Problem statement: Set down all of the data that follows word for word, without the images.
--- start Input for this task ---
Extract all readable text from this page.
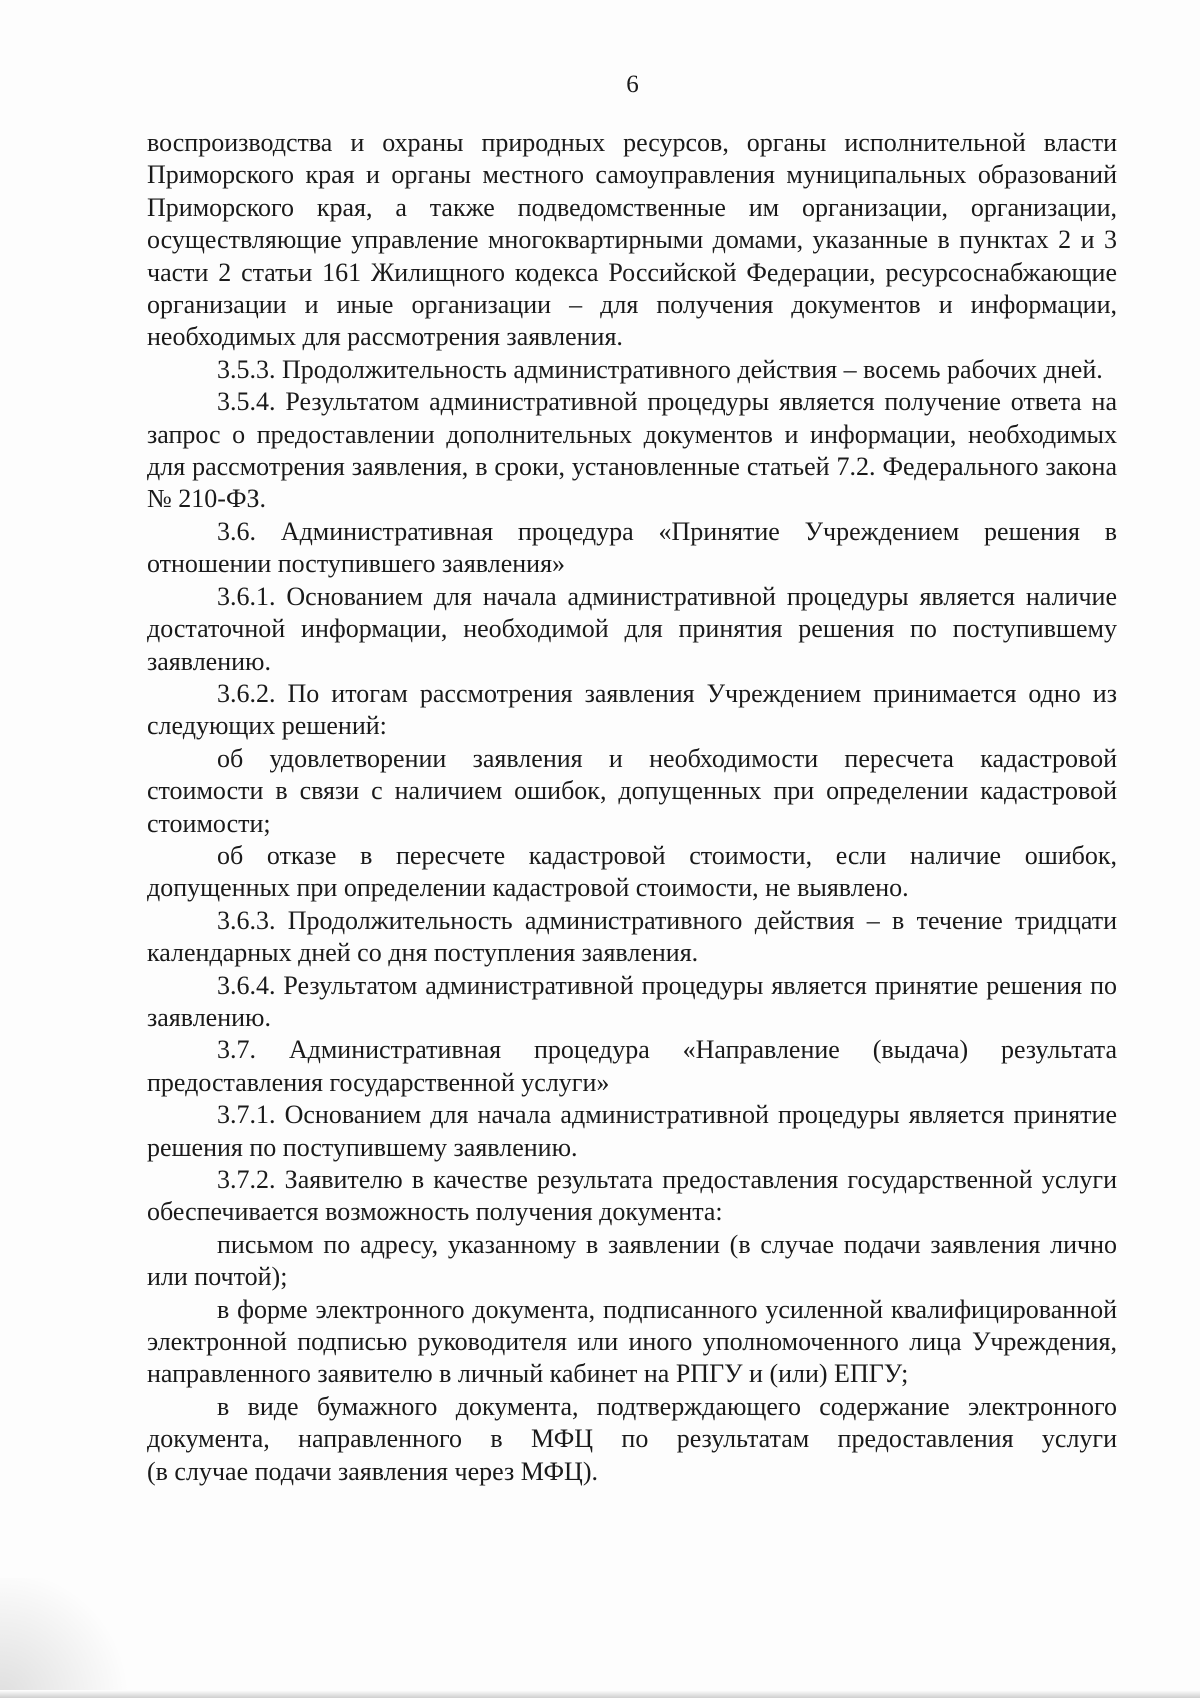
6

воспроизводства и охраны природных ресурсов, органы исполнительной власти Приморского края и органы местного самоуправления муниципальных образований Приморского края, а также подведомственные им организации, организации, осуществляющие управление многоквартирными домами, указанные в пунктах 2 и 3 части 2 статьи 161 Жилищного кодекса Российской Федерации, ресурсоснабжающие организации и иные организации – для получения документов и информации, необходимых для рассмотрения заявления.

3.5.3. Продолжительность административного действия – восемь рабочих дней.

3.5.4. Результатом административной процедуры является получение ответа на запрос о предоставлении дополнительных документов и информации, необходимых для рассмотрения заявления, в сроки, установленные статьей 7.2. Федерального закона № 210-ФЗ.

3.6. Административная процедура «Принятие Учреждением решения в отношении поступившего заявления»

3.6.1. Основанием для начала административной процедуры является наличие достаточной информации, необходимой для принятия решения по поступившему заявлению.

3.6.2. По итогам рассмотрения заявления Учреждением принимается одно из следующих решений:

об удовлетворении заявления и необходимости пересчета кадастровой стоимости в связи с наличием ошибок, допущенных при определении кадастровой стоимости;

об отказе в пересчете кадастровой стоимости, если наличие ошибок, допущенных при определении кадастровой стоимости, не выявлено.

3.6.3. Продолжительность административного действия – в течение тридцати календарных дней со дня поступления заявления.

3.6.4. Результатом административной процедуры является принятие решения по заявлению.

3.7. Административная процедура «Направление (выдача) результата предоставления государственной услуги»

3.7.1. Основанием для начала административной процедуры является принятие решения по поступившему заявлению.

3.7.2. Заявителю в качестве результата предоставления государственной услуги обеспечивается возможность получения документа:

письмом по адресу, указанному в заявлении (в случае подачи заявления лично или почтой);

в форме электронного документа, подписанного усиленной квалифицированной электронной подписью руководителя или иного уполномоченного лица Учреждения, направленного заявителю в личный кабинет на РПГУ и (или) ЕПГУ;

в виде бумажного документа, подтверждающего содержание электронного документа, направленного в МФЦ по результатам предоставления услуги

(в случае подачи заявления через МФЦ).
--- end Input for this task ---
Correct output:
Extract all readable text from this page.
6

воспроизводства и охраны природных ресурсов, органы исполнительной власти Приморского края и органы местного самоуправления муниципальных образований Приморского края, а также подведомственные им организации, организации, осуществляющие управление многоквартирными домами, указанные в пунктах 2 и 3 части 2 статьи 161 Жилищного кодекса Российской Федерации, ресурсоснабжающие организации и иные организации – для получения документов и информации, необходимых для рассмотрения заявления.

3.5.3. Продолжительность административного действия – восемь рабочих дней.

3.5.4. Результатом административной процедуры является получение ответа на запрос о предоставлении дополнительных документов и информации, необходимых для рассмотрения заявления, в сроки, установленные статьей 7.2. Федерального закона № 210-ФЗ.

3.6. Административная процедура «Принятие Учреждением решения в отношении поступившего заявления»

3.6.1. Основанием для начала административной процедуры является наличие достаточной информации, необходимой для принятия решения по поступившему заявлению.

3.6.2. По итогам рассмотрения заявления Учреждением принимается одно из следующих решений:

об удовлетворении заявления и необходимости пересчета кадастровой стоимости в связи с наличием ошибок, допущенных при определении кадастровой стоимости;

об отказе в пересчете кадастровой стоимости, если наличие ошибок, допущенных при определении кадастровой стоимости, не выявлено.

3.6.3. Продолжительность административного действия – в течение тридцати календарных дней со дня поступления заявления.

3.6.4. Результатом административной процедуры является принятие решения по заявлению.

3.7. Административная процедура «Направление (выдача) результата предоставления государственной услуги»

3.7.1. Основанием для начала административной процедуры является принятие решения по поступившему заявлению.

3.7.2. Заявителю в качестве результата предоставления государственной услуги обеспечивается возможность получения документа:

письмом по адресу, указанному в заявлении (в случае подачи заявления лично или почтой);

в форме электронного документа, подписанного усиленной квалифицированной электронной подписью руководителя или иного уполномоченного лица Учреждения, направленного заявителю в личный кабинет на РПГУ и (или) ЕПГУ;

в виде бумажного документа, подтверждающего содержание электронного документа, направленного в МФЦ по результатам предоставления услуги

(в случае подачи заявления через МФЦ).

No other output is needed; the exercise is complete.